• **Task goal**:
Compile every line that includes the word "PODgram".
* START Data section *
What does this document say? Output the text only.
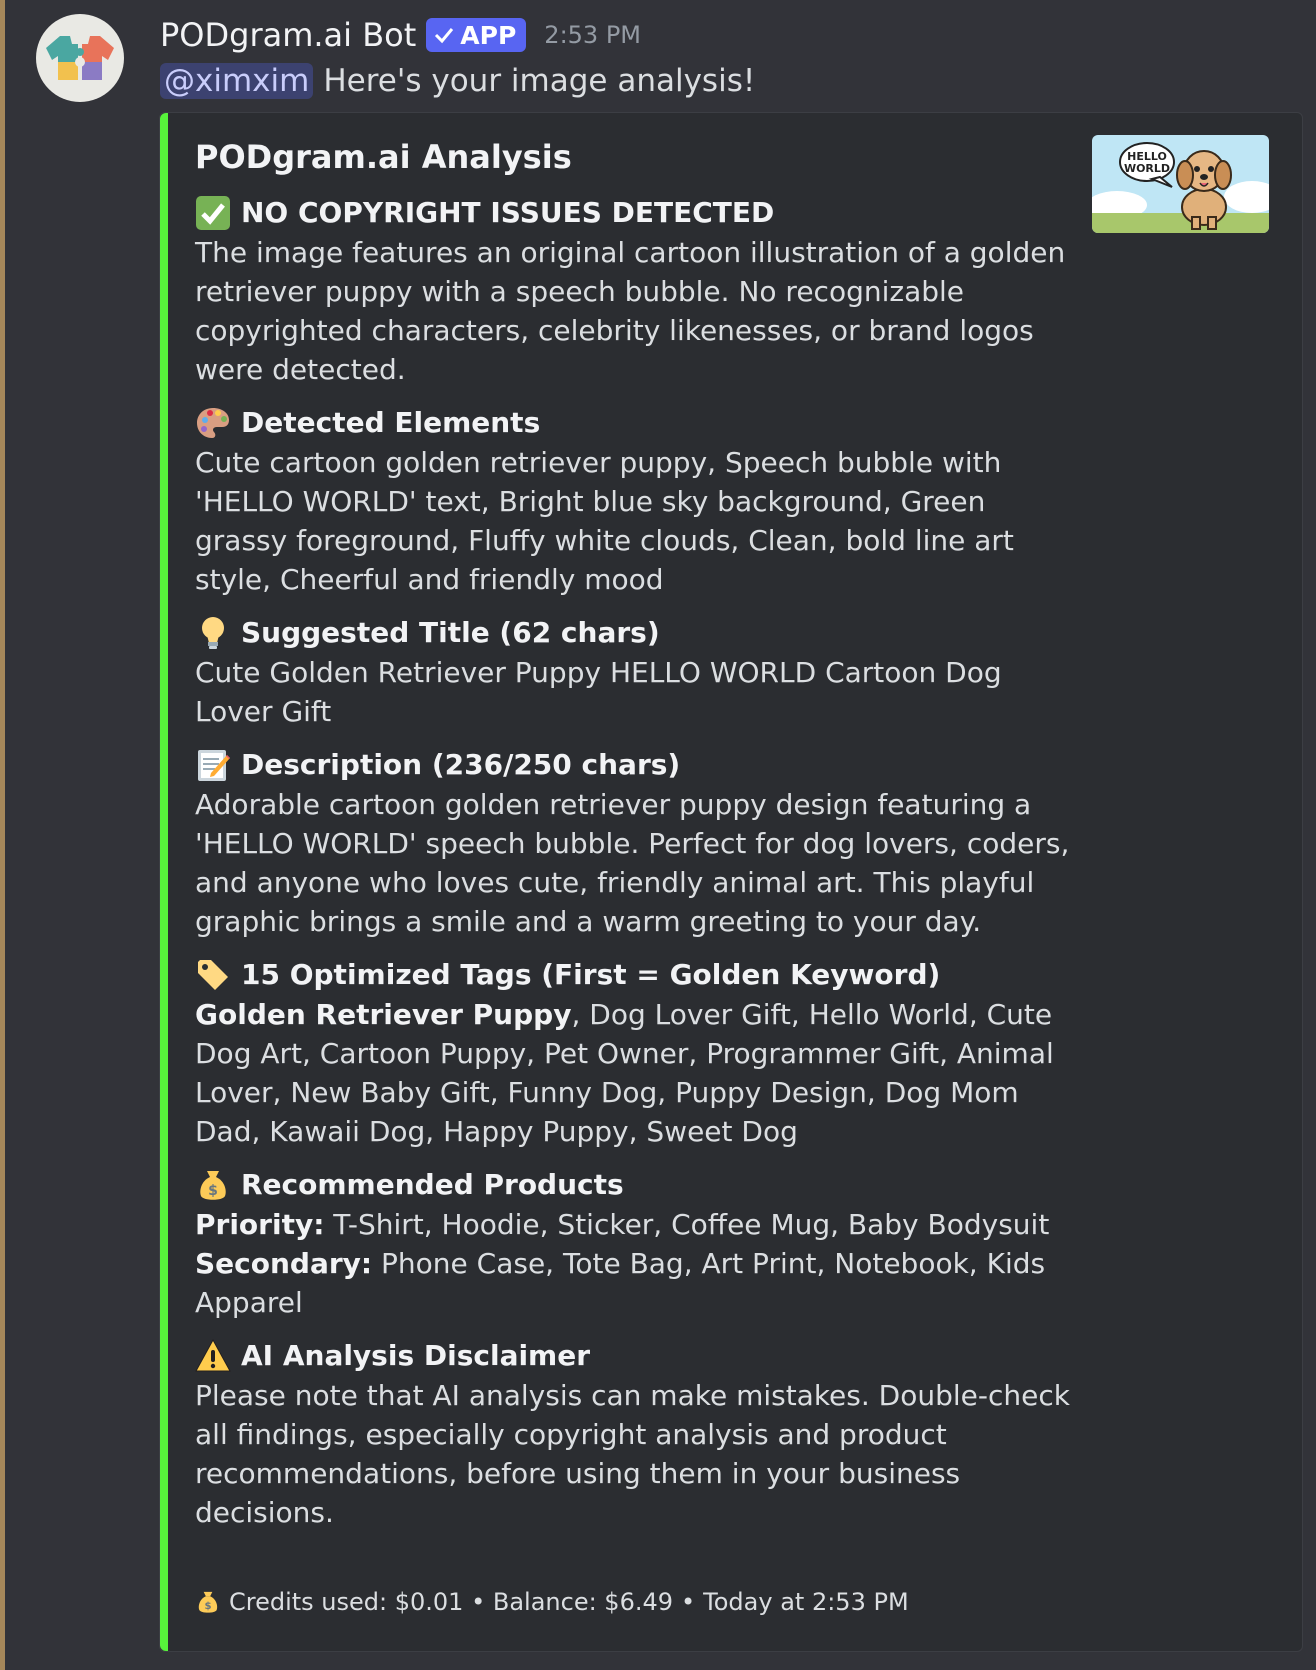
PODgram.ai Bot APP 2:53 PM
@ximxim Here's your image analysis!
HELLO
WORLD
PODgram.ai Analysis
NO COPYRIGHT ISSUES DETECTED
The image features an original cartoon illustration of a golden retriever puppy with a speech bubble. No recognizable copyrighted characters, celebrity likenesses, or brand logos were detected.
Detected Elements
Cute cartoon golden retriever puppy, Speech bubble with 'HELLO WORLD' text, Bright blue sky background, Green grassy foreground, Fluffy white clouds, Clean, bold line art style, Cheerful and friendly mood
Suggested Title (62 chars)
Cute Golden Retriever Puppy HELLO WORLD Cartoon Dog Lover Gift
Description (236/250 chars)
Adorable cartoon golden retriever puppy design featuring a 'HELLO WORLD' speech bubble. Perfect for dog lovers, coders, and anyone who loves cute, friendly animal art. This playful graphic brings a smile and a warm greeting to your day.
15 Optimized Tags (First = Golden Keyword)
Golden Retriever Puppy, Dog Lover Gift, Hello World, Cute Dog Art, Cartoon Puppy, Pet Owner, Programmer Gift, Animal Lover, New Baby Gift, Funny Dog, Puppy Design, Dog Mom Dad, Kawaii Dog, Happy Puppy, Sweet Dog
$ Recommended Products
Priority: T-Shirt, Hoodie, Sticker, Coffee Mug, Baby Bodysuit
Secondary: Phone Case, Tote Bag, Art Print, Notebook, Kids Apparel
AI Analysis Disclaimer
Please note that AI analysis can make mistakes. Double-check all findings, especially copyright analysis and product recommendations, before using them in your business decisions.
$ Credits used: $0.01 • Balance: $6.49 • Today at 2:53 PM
* END Data section *
• **Answer to this task**:
PODgram.ai Bot APP 2:53 PM
PODgram.ai Analysis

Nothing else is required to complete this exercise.